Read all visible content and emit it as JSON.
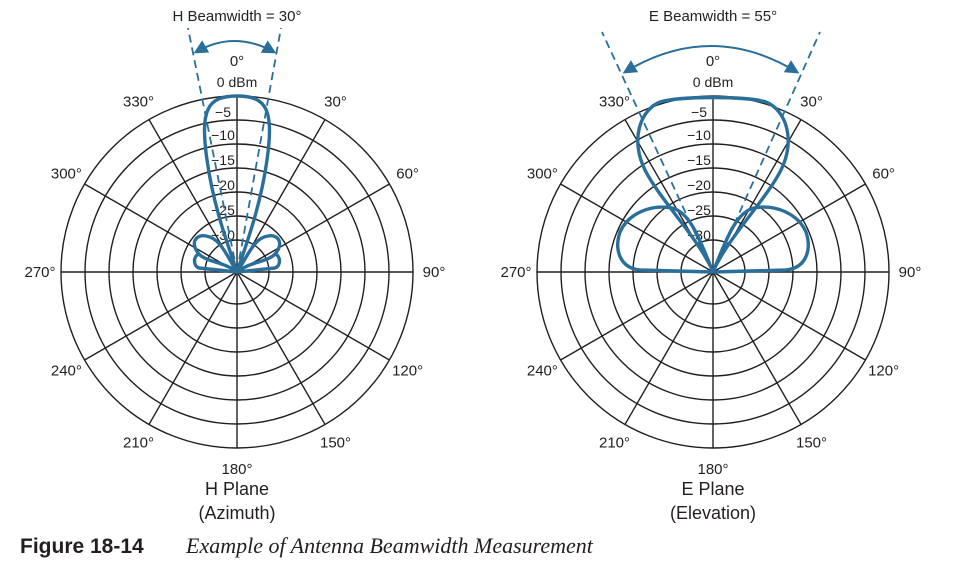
{
  "colors": {
    "grid": "#231f20",
    "pattern": "#2a6f9a",
    "text": "#231f20"
  },
  "angle_labels": [
    "0°",
    "30°",
    "60°",
    "90°",
    "120°",
    "150°",
    "180°",
    "210°",
    "240°",
    "270°",
    "300°",
    "330°"
  ],
  "ring_labels": [
    "0 dBm",
    "−5",
    "−10",
    "−15",
    "−20",
    "−25",
    "−30"
  ],
  "ring_levels_db": [
    0,
    -5,
    -10,
    -15,
    -20,
    -25,
    -30
  ],
  "plots": [
    {
      "beamwidth_label": "H Beamwidth = 30°",
      "beamwidth_deg": 30,
      "plane_title": "H Plane",
      "plane_subtitle": "(Azimuth)",
      "pattern": "narrow main lobe with two small side lobes"
    },
    {
      "beamwidth_label": "E Beamwidth = 55°",
      "beamwidth_deg": 55,
      "plane_title": "E Plane",
      "plane_subtitle": "(Elevation)",
      "pattern": "wide main lobe with two large side lobes"
    }
  ],
  "caption": {
    "number": "Figure 18-14",
    "text": "Example of Antenna Beamwidth Measurement"
  }
}
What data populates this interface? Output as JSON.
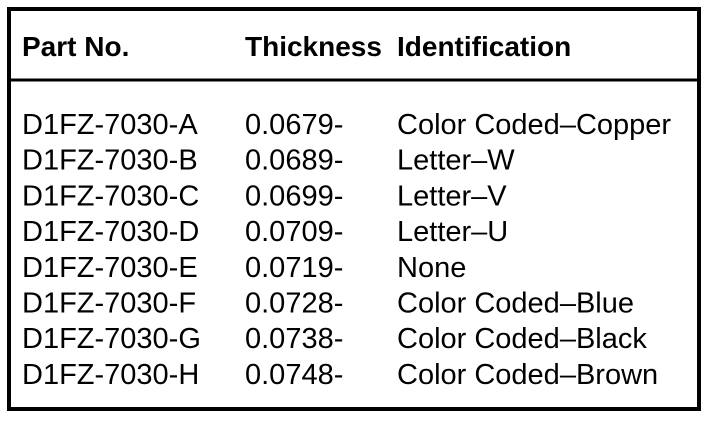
{
  "table": {
    "headers": [
      "Part No.",
      "Thickness",
      "Identification"
    ],
    "rows": [
      [
        "D1FZ-7030-A",
        "0.0679-",
        "Color Coded–Copper"
      ],
      [
        "D1FZ-7030-B",
        "0.0689-",
        "Letter–W"
      ],
      [
        "D1FZ-7030-C",
        "0.0699-",
        "Letter–V"
      ],
      [
        "D1FZ-7030-D",
        "0.0709-",
        "Letter–U"
      ],
      [
        "D1FZ-7030-E",
        "0.0719-",
        "None"
      ],
      [
        "D1FZ-7030-F",
        "0.0728-",
        "Color Coded–Blue"
      ],
      [
        "D1FZ-7030-G",
        "0.0738-",
        "Color Coded–Black"
      ],
      [
        "D1FZ-7030-H",
        "0.0748-",
        "Color Coded–Brown"
      ]
    ]
  }
}
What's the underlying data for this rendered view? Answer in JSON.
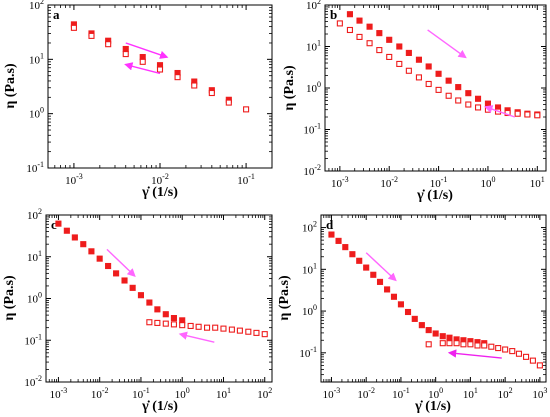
{
  "chart_data": [
    {
      "type": "scatter",
      "panel": "a",
      "xscale": "log",
      "yscale": "log",
      "xlim": [
        0.0005,
        0.2
      ],
      "ylim": [
        0.1,
        100
      ],
      "xticks": [
        0.001,
        0.01,
        0.1
      ],
      "xtick_labels": [
        "10$-3",
        "10$-2",
        "10$-1"
      ],
      "yticks": [
        0.1,
        1,
        10,
        100
      ],
      "ytick_labels": [
        "10$-1",
        "10$0",
        "10$1",
        "10$2"
      ],
      "xlabel": "γ̇ (1/s)",
      "ylabel": "η (Pa.s)",
      "series": [
        {
          "marker": "filled-square",
          "color": "#ee1c1c",
          "x": [
            0.001,
            0.0016,
            0.0025,
            0.004,
            0.0063,
            0.01,
            0.016,
            0.025,
            0.04,
            0.063
          ],
          "y": [
            44,
            30,
            22,
            15.5,
            11,
            7.8,
            5.6,
            3.9,
            2.7,
            1.8
          ]
        },
        {
          "marker": "open-square",
          "color": "#ee1c1c",
          "x": [
            0.001,
            0.0016,
            0.0025,
            0.004,
            0.0063,
            0.01,
            0.016,
            0.025,
            0.04,
            0.063,
            0.1
          ],
          "y": [
            38,
            27,
            19,
            12.5,
            9,
            6.5,
            4.7,
            3.3,
            2.4,
            1.6,
            1.2
          ]
        }
      ],
      "arrows": [
        {
          "direction": "forward",
          "color": "#ff33ff",
          "from": [
            0.004,
            20
          ],
          "to": [
            0.012,
            11
          ]
        },
        {
          "direction": "backward",
          "color": "#ff33ff",
          "from": [
            0.01,
            5.5
          ],
          "to": [
            0.004,
            8
          ]
        }
      ]
    },
    {
      "type": "scatter",
      "panel": "b",
      "xscale": "log",
      "yscale": "log",
      "xlim": [
        0.0005,
        15
      ],
      "ylim": [
        0.01,
        100
      ],
      "xticks": [
        0.001,
        0.01,
        0.1,
        1,
        10
      ],
      "xtick_labels": [
        "10$-3",
        "10$-2",
        "10$-1",
        "10$0",
        "10$1"
      ],
      "yticks": [
        0.01,
        0.1,
        1,
        10,
        100
      ],
      "ytick_labels": [
        "10$-2",
        "10$-1",
        "10$0",
        "10$1",
        "10$2"
      ],
      "xlabel": "γ̇ (1/s)",
      "ylabel": "η (Pa.s)",
      "series": [
        {
          "marker": "filled-square",
          "color": "#ee1c1c",
          "x": [
            0.0016,
            0.0025,
            0.004,
            0.0063,
            0.01,
            0.016,
            0.025,
            0.04,
            0.063,
            0.1,
            0.16,
            0.25,
            0.4,
            0.63,
            1,
            1.6,
            2.5,
            4,
            6.3,
            10
          ],
          "y": [
            60,
            42,
            30,
            21,
            14.5,
            10,
            7,
            4.8,
            3.3,
            2.2,
            1.5,
            1.05,
            0.75,
            0.55,
            0.42,
            0.34,
            0.29,
            0.26,
            0.24,
            0.23
          ]
        },
        {
          "marker": "open-square",
          "color": "#ee1c1c",
          "x": [
            0.001,
            0.0016,
            0.0025,
            0.004,
            0.0063,
            0.01,
            0.016,
            0.025,
            0.04,
            0.063,
            0.1,
            0.16,
            0.25,
            0.4,
            0.63,
            1,
            1.6,
            2.5,
            4,
            6.3,
            10
          ],
          "y": [
            36,
            25,
            17,
            12,
            8.2,
            5.6,
            3.8,
            2.6,
            1.8,
            1.25,
            0.9,
            0.65,
            0.5,
            0.4,
            0.34,
            0.3,
            0.27,
            0.25,
            0.24,
            0.23,
            0.22
          ]
        }
      ],
      "arrows": [
        {
          "direction": "forward",
          "color": "#ff66ff",
          "from": [
            0.06,
            25
          ],
          "to": [
            0.35,
            5.5
          ]
        },
        {
          "direction": "backward",
          "color": "#ff66ff",
          "from": [
            3.5,
            0.2
          ],
          "to": [
            0.9,
            0.35
          ]
        }
      ]
    },
    {
      "type": "scatter",
      "panel": "c",
      "xscale": "log",
      "yscale": "log",
      "xlim": [
        0.0005,
        150
      ],
      "ylim": [
        0.01,
        100
      ],
      "xticks": [
        0.001,
        0.01,
        0.1,
        1,
        10,
        100
      ],
      "xtick_labels": [
        "10$-3",
        "10$-2",
        "10$-1",
        "10$0",
        "10$1",
        "10$2"
      ],
      "yticks": [
        0.01,
        0.1,
        1,
        10,
        100
      ],
      "ytick_labels": [
        "10$-2",
        "10$-1",
        "10$0",
        "10$1",
        "10$2"
      ],
      "xlabel": "γ̇ (1/s)",
      "ylabel": "η (Pa.s)",
      "series": [
        {
          "marker": "filled-square",
          "color": "#ee1c1c",
          "x": [
            0.001,
            0.0016,
            0.0025,
            0.004,
            0.0063,
            0.01,
            0.016,
            0.025,
            0.04,
            0.063,
            0.1,
            0.16,
            0.25,
            0.4,
            0.63,
            1
          ],
          "y": [
            62,
            42,
            29,
            20,
            13.5,
            9,
            6,
            4,
            2.7,
            1.8,
            1.2,
            0.8,
            0.55,
            0.42,
            0.34,
            0.3
          ]
        },
        {
          "marker": "open-square",
          "color": "#ee1c1c",
          "x": [
            0.16,
            0.25,
            0.4,
            0.63,
            1,
            1.6,
            2.5,
            4,
            6.3,
            10,
            16,
            25,
            40,
            63,
            100
          ],
          "y": [
            0.27,
            0.26,
            0.25,
            0.24,
            0.23,
            0.22,
            0.21,
            0.2,
            0.2,
            0.19,
            0.18,
            0.17,
            0.16,
            0.15,
            0.14
          ]
        }
      ],
      "arrows": [
        {
          "direction": "forward",
          "color": "#ff66ff",
          "from": [
            0.015,
            15
          ],
          "to": [
            0.07,
            3.5
          ]
        },
        {
          "direction": "backward",
          "color": "#ff66ff",
          "from": [
            6,
            0.09
          ],
          "to": [
            0.9,
            0.14
          ]
        }
      ]
    },
    {
      "type": "scatter",
      "panel": "d",
      "xscale": "log",
      "yscale": "log",
      "xlim": [
        0.0005,
        1500
      ],
      "ylim": [
        0.02,
        200
      ],
      "xticks": [
        0.001,
        0.01,
        0.1,
        1,
        10,
        100,
        1000
      ],
      "xtick_labels": [
        "10$-3",
        "10$-2",
        "10$-1",
        "10$0",
        "10$1",
        "10$2",
        "10$3"
      ],
      "yticks": [
        0.1,
        1,
        10,
        100
      ],
      "ytick_labels": [
        "10$-1",
        "10$0",
        "10$1",
        "10$2"
      ],
      "xlabel": "γ̇ (1/s)",
      "ylabel": "η (Pa.s)",
      "series": [
        {
          "marker": "filled-square",
          "color": "#ee1c1c",
          "x": [
            0.001,
            0.0016,
            0.0025,
            0.004,
            0.0063,
            0.01,
            0.016,
            0.025,
            0.04,
            0.063,
            0.1,
            0.16,
            0.25,
            0.4,
            0.63,
            1,
            1.6,
            2.5,
            4,
            6.3,
            10,
            16,
            25
          ],
          "y": [
            68,
            48,
            34,
            23,
            16,
            11,
            7.4,
            5,
            3.3,
            2.2,
            1.45,
            0.95,
            0.65,
            0.46,
            0.35,
            0.29,
            0.25,
            0.23,
            0.21,
            0.2,
            0.19,
            0.18,
            0.17
          ]
        },
        {
          "marker": "open-square",
          "color": "#ee1c1c",
          "x": [
            0.63,
            1.6,
            2.5,
            4,
            6.3,
            10,
            16,
            25,
            40,
            63,
            100,
            160,
            250,
            400,
            630,
            1000
          ],
          "y": [
            0.16,
            0.17,
            0.17,
            0.17,
            0.16,
            0.16,
            0.15,
            0.15,
            0.14,
            0.13,
            0.12,
            0.11,
            0.095,
            0.08,
            0.065,
            0.05
          ]
        }
      ],
      "arrows": [
        {
          "direction": "forward",
          "color": "#ff66ff",
          "from": [
            0.01,
            25
          ],
          "to": [
            0.07,
            5.5
          ]
        },
        {
          "direction": "backward",
          "color": "#ee22ee",
          "from": [
            80,
            0.075
          ],
          "to": [
            2.5,
            0.1
          ]
        }
      ]
    }
  ]
}
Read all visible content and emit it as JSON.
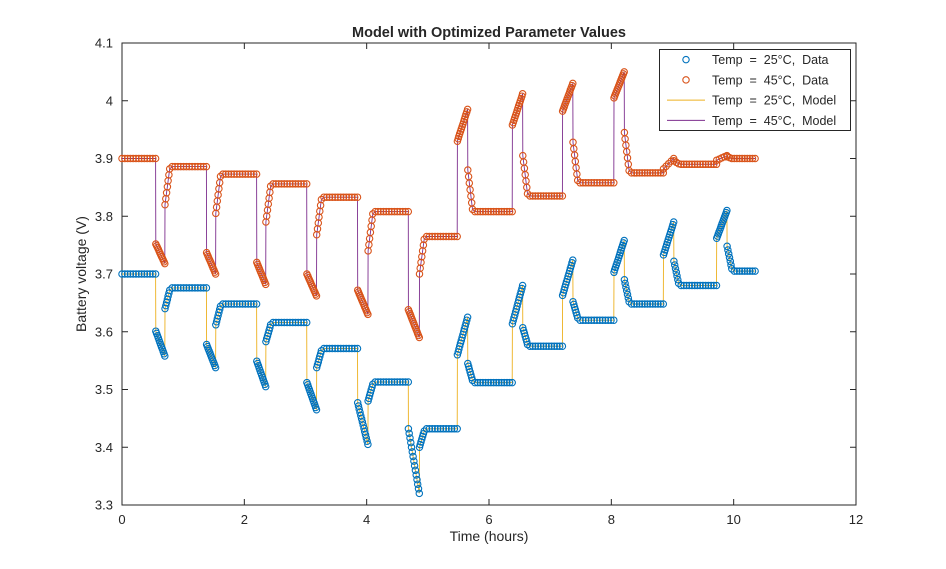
{
  "chart_data": {
    "type": "line",
    "title": "Model with Optimized Parameter Values",
    "xlabel": "Time (hours)",
    "ylabel": "Battery voltage (V)",
    "xlim": [
      0,
      12
    ],
    "ylim": [
      3.3,
      4.1
    ],
    "xticks": [
      0,
      2,
      4,
      6,
      8,
      10,
      12
    ],
    "xtick_labels": [
      "0",
      "2",
      "4",
      "6",
      "8",
      "10",
      "12"
    ],
    "yticks": [
      3.3,
      3.4,
      3.5,
      3.6,
      3.7,
      3.8,
      3.9,
      4.0,
      4.1
    ],
    "ytick_labels": [
      "3.3",
      "3.4",
      "3.5",
      "3.6",
      "3.7",
      "3.8",
      "3.9",
      "4",
      "4.1"
    ],
    "grid": false,
    "axis_color": "#262626",
    "legend": {
      "position": "top-right",
      "entries": [
        {
          "label": "Temp  =  25°C,  Data",
          "type": "marker",
          "color": "#0072BD"
        },
        {
          "label": "Temp  =  45°C,  Data",
          "type": "marker",
          "color": "#D95319"
        },
        {
          "label": "Temp  =  25°C,  Model",
          "type": "line",
          "color": "#EDB120"
        },
        {
          "label": "Temp  =  45°C,  Model",
          "type": "line",
          "color": "#7E2F8E"
        }
      ]
    },
    "series": [
      {
        "name": "Temp = 25°C, Data",
        "role": "data",
        "marker": "circle",
        "color": "#0072BD",
        "profile": "temp25"
      },
      {
        "name": "Temp = 45°C, Data",
        "role": "data",
        "marker": "circle",
        "color": "#D95319",
        "profile": "temp45"
      },
      {
        "name": "Temp = 25°C, Model",
        "role": "model",
        "color": "#EDB120",
        "profile": "temp25"
      },
      {
        "name": "Temp = 45°C, Model",
        "role": "model",
        "color": "#7E2F8E",
        "profile": "temp45"
      }
    ],
    "profiles": {
      "temp25": [
        [
          0,
          3.7
        ],
        [
          0.55,
          3.7
        ],
        [
          0.553,
          3.601
        ],
        [
          0.7,
          3.558
        ],
        [
          0.703,
          3.64
        ],
        [
          0.78,
          3.672
        ],
        [
          0.82,
          3.676
        ],
        [
          1.38,
          3.676
        ],
        [
          1.383,
          3.578
        ],
        [
          1.53,
          3.538
        ],
        [
          1.533,
          3.612
        ],
        [
          1.61,
          3.644
        ],
        [
          1.65,
          3.648
        ],
        [
          2.2,
          3.648
        ],
        [
          2.203,
          3.549
        ],
        [
          2.35,
          3.505
        ],
        [
          2.353,
          3.583
        ],
        [
          2.43,
          3.612
        ],
        [
          2.47,
          3.616
        ],
        [
          3.02,
          3.616
        ],
        [
          3.023,
          3.512
        ],
        [
          3.18,
          3.465
        ],
        [
          3.183,
          3.538
        ],
        [
          3.26,
          3.567
        ],
        [
          3.3,
          3.571
        ],
        [
          3.85,
          3.571
        ],
        [
          3.853,
          3.477
        ],
        [
          4.02,
          3.405
        ],
        [
          4.023,
          3.48
        ],
        [
          4.1,
          3.509
        ],
        [
          4.14,
          3.513
        ],
        [
          4.68,
          3.513
        ],
        [
          4.683,
          3.432
        ],
        [
          4.86,
          3.32
        ],
        [
          4.863,
          3.4
        ],
        [
          4.94,
          3.428
        ],
        [
          4.98,
          3.432
        ],
        [
          5.48,
          3.432
        ],
        [
          5.483,
          3.56
        ],
        [
          5.65,
          3.625
        ],
        [
          5.653,
          3.545
        ],
        [
          5.73,
          3.516
        ],
        [
          5.77,
          3.512
        ],
        [
          6.38,
          3.512
        ],
        [
          6.383,
          3.614
        ],
        [
          6.55,
          3.68
        ],
        [
          6.553,
          3.607
        ],
        [
          6.63,
          3.578
        ],
        [
          6.67,
          3.575
        ],
        [
          7.2,
          3.575
        ],
        [
          7.203,
          3.663
        ],
        [
          7.37,
          3.724
        ],
        [
          7.373,
          3.652
        ],
        [
          7.45,
          3.624
        ],
        [
          7.49,
          3.62
        ],
        [
          8.04,
          3.62
        ],
        [
          8.043,
          3.703
        ],
        [
          8.21,
          3.758
        ],
        [
          8.213,
          3.69
        ],
        [
          8.29,
          3.652
        ],
        [
          8.33,
          3.648
        ],
        [
          8.85,
          3.648
        ],
        [
          8.853,
          3.733
        ],
        [
          9.02,
          3.79
        ],
        [
          9.023,
          3.722
        ],
        [
          9.1,
          3.684
        ],
        [
          9.14,
          3.68
        ],
        [
          9.72,
          3.68
        ],
        [
          9.723,
          3.762
        ],
        [
          9.89,
          3.81
        ],
        [
          9.893,
          3.748
        ],
        [
          9.97,
          3.709
        ],
        [
          10.01,
          3.705
        ],
        [
          10.35,
          3.705
        ]
      ],
      "temp45": [
        [
          0,
          3.9
        ],
        [
          0.55,
          3.9
        ],
        [
          0.553,
          3.752
        ],
        [
          0.7,
          3.718
        ],
        [
          0.703,
          3.82
        ],
        [
          0.78,
          3.882
        ],
        [
          0.82,
          3.886
        ],
        [
          1.38,
          3.886
        ],
        [
          1.383,
          3.737
        ],
        [
          1.53,
          3.7
        ],
        [
          1.533,
          3.805
        ],
        [
          1.61,
          3.869
        ],
        [
          1.65,
          3.873
        ],
        [
          2.2,
          3.873
        ],
        [
          2.203,
          3.72
        ],
        [
          2.35,
          3.682
        ],
        [
          2.353,
          3.79
        ],
        [
          2.43,
          3.852
        ],
        [
          2.47,
          3.856
        ],
        [
          3.02,
          3.856
        ],
        [
          3.023,
          3.7
        ],
        [
          3.18,
          3.662
        ],
        [
          3.183,
          3.768
        ],
        [
          3.26,
          3.829
        ],
        [
          3.3,
          3.833
        ],
        [
          3.85,
          3.833
        ],
        [
          3.853,
          3.672
        ],
        [
          4.02,
          3.63
        ],
        [
          4.023,
          3.74
        ],
        [
          4.1,
          3.804
        ],
        [
          4.14,
          3.808
        ],
        [
          4.68,
          3.808
        ],
        [
          4.683,
          3.638
        ],
        [
          4.86,
          3.59
        ],
        [
          4.863,
          3.7
        ],
        [
          4.94,
          3.76
        ],
        [
          4.98,
          3.765
        ],
        [
          5.48,
          3.765
        ],
        [
          5.483,
          3.93
        ],
        [
          5.65,
          3.985
        ],
        [
          5.653,
          3.88
        ],
        [
          5.73,
          3.812
        ],
        [
          5.77,
          3.808
        ],
        [
          6.38,
          3.808
        ],
        [
          6.383,
          3.958
        ],
        [
          6.55,
          4.012
        ],
        [
          6.553,
          3.905
        ],
        [
          6.63,
          3.839
        ],
        [
          6.67,
          3.835
        ],
        [
          7.2,
          3.835
        ],
        [
          7.203,
          3.982
        ],
        [
          7.37,
          4.03
        ],
        [
          7.373,
          3.928
        ],
        [
          7.45,
          3.862
        ],
        [
          7.49,
          3.858
        ],
        [
          8.04,
          3.858
        ],
        [
          8.043,
          4.005
        ],
        [
          8.21,
          4.05
        ],
        [
          8.213,
          3.945
        ],
        [
          8.29,
          3.879
        ],
        [
          8.33,
          3.875
        ],
        [
          8.85,
          3.875
        ],
        [
          8.853,
          3.882
        ],
        [
          9.02,
          3.9
        ],
        [
          9.023,
          3.896
        ],
        [
          9.1,
          3.891
        ],
        [
          9.14,
          3.89
        ],
        [
          9.72,
          3.89
        ],
        [
          9.723,
          3.897
        ],
        [
          9.89,
          3.905
        ],
        [
          9.893,
          3.903
        ],
        [
          9.97,
          3.9
        ],
        [
          10.01,
          3.9
        ],
        [
          10.35,
          3.9
        ]
      ]
    }
  }
}
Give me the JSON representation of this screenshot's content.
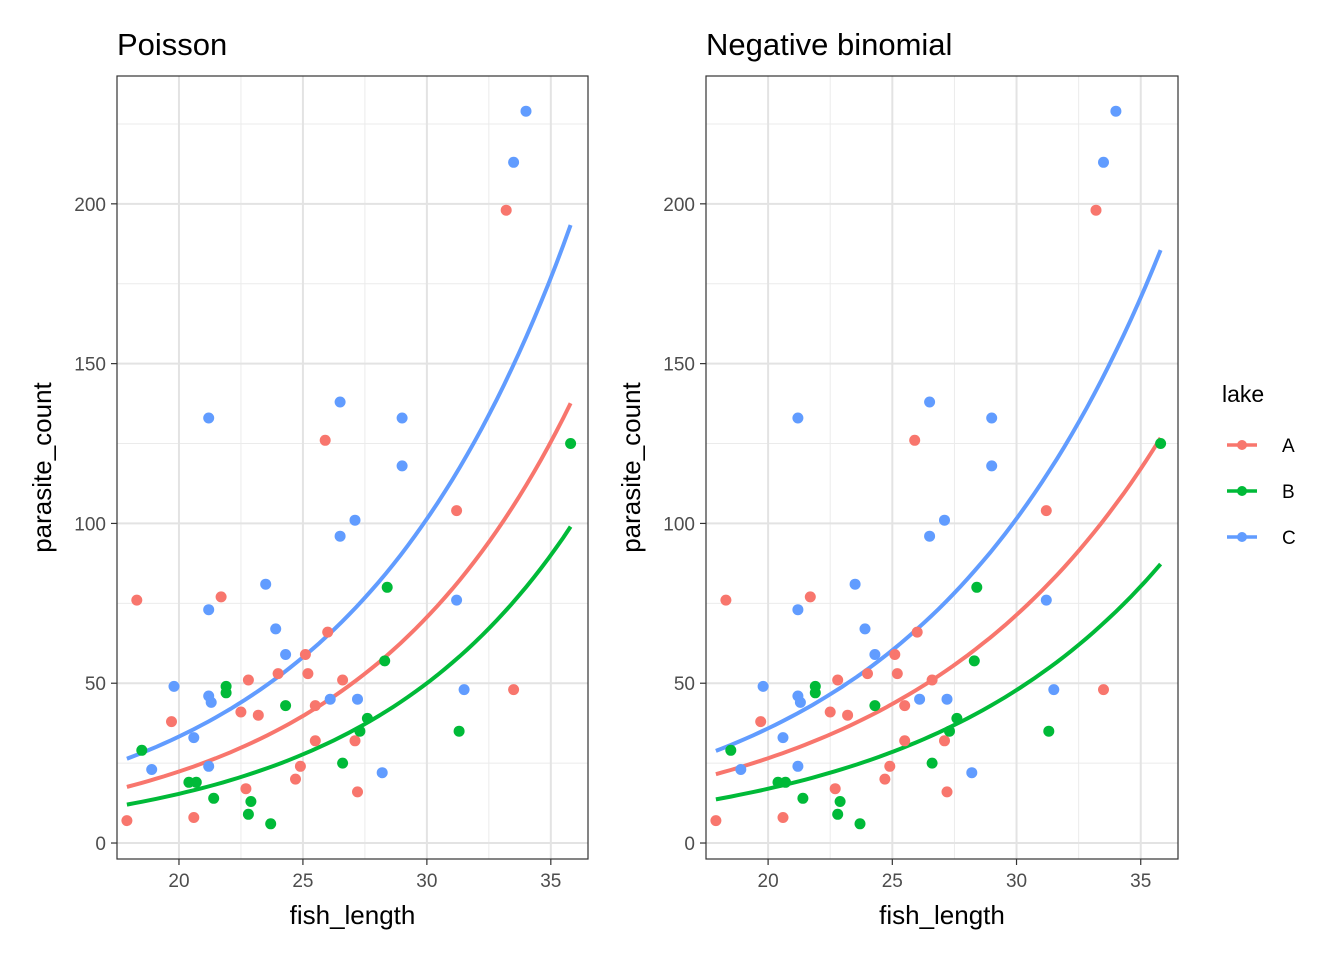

========================================

What you have to do
Filter the records, keeping only lines that contain "lobe", and show those lines.

Expected answer
      "pattern": "narrow main lobe with two small side lobes"
      "pattern": "wide main lobe with two large side lobes"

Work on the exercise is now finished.